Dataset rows

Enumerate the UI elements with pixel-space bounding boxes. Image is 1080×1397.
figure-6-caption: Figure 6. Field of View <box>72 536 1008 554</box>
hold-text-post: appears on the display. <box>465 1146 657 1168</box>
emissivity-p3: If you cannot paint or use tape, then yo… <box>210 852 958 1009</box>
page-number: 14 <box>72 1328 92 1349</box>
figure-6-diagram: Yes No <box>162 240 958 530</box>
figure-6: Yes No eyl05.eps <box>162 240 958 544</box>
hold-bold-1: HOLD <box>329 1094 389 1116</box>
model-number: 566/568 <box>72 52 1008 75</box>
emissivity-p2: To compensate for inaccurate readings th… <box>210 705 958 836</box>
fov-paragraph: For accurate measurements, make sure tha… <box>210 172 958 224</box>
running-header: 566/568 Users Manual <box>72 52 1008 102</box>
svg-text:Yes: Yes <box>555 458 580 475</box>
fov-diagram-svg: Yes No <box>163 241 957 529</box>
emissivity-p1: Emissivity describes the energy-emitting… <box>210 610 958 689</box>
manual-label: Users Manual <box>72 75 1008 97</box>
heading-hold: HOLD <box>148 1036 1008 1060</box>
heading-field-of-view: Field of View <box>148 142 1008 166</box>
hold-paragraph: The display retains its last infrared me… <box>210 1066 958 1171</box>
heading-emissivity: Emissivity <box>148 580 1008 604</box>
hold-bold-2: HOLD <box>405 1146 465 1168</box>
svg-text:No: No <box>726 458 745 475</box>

» Exercise requirements: Lay out each line of the records above as a numbered list, omitting any blank lines.

» The completed task:
1. Enumerate the UI elements with pixel-space bounding boxes. Image is 1080×1397.
2. figure-6-caption: Figure 6. Field of View <box>72 536 1008 554</box>
3. hold-text-post: appears on the display. <box>465 1146 657 1168</box>
4. emissivity-p3: If you cannot paint or use tape, then yo… <box>210 852 958 1009</box>
5. page-number: 14 <box>72 1328 92 1349</box>
6. figure-6-diagram: Yes No <box>162 240 958 530</box>
7. figure-6: Yes No eyl05.eps <box>162 240 958 544</box>
8. hold-bold-1: HOLD <box>329 1094 389 1116</box>
9. model-number: 566/568 <box>72 52 1008 75</box>
10. emissivity-p2: To compensate for inaccurate readings th… <box>210 705 958 836</box>
11. fov-paragraph: For accurate measurements, make sure tha… <box>210 172 958 224</box>
12. running-header: 566/568 Users Manual <box>72 52 1008 102</box>
13. svg-text:Yes: Yes <box>555 458 580 475</box>
14. fov-diagram-svg: Yes No <box>163 241 957 529</box>
15. emissivity-p1: Emissivity describes the energy-emitting… <box>210 610 958 689</box>
16. manual-label: Users Manual <box>72 75 1008 97</box>
17. heading-hold: HOLD <box>148 1036 1008 1060</box>
18. heading-field-of-view: Field of View <box>148 142 1008 166</box>
19. hold-paragraph: The display retains its last infrared me… <box>210 1066 958 1171</box>
20. heading-emissivity: Emissivity <box>148 580 1008 604</box>
21. hold-bold-2: HOLD <box>405 1146 465 1168</box>
22. svg-text:No: No <box>726 458 745 475</box>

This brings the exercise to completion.